**SHORT TASK**
Spot every line with the word "الصيغة" and return it.

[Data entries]
════════════════════
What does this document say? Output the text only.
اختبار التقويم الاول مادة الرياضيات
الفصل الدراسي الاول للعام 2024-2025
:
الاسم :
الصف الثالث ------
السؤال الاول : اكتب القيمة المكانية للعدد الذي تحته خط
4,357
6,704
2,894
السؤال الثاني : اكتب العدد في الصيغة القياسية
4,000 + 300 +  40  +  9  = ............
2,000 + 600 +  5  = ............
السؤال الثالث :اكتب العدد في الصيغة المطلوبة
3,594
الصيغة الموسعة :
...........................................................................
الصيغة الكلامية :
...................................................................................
════════════════════
**EXERCISE SOLUTION**
السؤال الثاني : اكتب العدد في الصيغة القياسية
السؤال الثالث :اكتب العدد في الصيغة المطلوبة
الصيغة الموسعة :
الصيغة الكلامية :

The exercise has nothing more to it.